__GIVEN REQUEST__
Show, in full, each line of the data that contains "screenshot".
* Begin TASK INPUTS *
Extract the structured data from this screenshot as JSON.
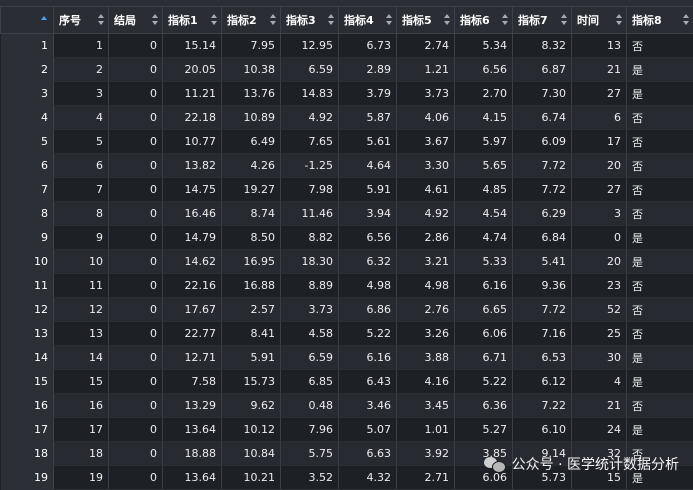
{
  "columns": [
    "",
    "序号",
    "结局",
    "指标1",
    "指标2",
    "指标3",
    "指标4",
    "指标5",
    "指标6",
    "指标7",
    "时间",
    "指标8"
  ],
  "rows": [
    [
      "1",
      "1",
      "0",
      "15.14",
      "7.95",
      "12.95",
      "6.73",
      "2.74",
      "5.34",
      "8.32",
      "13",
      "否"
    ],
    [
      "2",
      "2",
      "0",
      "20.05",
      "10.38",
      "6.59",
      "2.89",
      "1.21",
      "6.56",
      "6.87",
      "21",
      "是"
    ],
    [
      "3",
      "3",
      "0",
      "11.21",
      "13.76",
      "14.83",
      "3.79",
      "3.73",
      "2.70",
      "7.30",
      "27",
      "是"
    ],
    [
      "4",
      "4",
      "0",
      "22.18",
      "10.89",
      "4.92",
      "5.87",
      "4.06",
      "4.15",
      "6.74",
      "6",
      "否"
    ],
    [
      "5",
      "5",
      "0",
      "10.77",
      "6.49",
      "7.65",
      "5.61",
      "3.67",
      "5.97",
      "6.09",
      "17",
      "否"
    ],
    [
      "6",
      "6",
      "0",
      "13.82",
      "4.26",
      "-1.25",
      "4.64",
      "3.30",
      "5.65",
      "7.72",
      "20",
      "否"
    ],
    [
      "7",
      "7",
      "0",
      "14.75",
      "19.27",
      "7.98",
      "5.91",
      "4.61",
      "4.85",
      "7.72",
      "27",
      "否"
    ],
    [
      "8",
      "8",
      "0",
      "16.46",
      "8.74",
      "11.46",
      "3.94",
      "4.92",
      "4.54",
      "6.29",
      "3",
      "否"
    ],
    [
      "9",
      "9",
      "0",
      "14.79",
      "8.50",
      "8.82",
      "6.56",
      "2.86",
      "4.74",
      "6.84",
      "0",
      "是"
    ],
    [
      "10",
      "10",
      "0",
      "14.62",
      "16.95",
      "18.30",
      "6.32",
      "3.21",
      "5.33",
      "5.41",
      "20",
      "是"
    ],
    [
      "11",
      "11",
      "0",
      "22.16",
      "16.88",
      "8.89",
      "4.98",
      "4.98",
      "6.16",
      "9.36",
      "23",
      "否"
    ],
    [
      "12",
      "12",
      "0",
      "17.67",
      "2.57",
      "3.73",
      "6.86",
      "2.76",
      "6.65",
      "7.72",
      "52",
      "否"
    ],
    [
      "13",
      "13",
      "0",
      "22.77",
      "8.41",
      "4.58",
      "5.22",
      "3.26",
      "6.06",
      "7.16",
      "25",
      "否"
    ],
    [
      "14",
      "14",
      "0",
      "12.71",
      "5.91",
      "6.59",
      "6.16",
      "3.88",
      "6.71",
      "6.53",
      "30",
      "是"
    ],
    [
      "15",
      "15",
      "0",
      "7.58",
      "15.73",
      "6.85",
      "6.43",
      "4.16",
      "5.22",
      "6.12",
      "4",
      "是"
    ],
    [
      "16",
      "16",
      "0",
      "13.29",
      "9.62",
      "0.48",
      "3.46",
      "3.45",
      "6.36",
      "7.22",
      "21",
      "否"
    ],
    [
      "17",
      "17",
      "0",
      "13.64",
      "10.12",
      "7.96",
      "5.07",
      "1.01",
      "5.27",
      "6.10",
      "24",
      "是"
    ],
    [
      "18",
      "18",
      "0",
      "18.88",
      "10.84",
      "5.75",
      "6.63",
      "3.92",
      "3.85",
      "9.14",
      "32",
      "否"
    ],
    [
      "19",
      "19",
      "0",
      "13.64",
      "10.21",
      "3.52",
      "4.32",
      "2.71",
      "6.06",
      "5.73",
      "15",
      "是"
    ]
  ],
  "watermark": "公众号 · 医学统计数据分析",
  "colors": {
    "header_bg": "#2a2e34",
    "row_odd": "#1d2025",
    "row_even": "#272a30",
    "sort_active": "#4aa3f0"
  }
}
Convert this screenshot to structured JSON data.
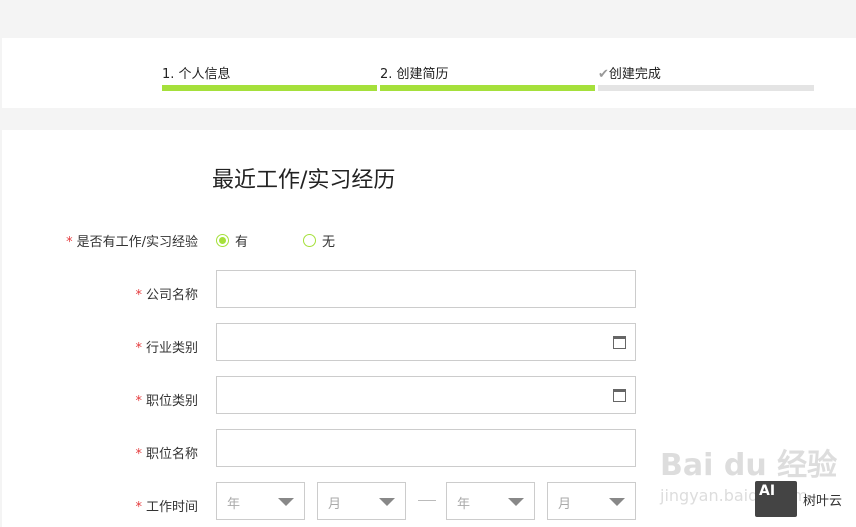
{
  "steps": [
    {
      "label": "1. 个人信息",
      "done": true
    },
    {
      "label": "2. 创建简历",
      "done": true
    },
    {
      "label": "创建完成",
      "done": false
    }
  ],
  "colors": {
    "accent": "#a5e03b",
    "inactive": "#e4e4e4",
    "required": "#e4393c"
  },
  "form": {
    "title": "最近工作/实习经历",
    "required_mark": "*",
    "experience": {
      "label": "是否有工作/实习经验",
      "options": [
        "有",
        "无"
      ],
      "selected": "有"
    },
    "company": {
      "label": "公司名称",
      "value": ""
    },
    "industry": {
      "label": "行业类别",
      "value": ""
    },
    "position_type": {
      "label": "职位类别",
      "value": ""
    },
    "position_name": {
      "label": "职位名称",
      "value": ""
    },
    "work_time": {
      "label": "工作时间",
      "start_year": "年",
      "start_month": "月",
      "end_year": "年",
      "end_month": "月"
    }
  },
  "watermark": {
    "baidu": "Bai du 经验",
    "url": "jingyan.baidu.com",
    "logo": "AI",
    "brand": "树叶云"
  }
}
* End TASK INPUTS *
__COMPLETE ANSWER__
Extract the structured data from this screenshot as JSON.
Convert this screenshot to structured JSON data.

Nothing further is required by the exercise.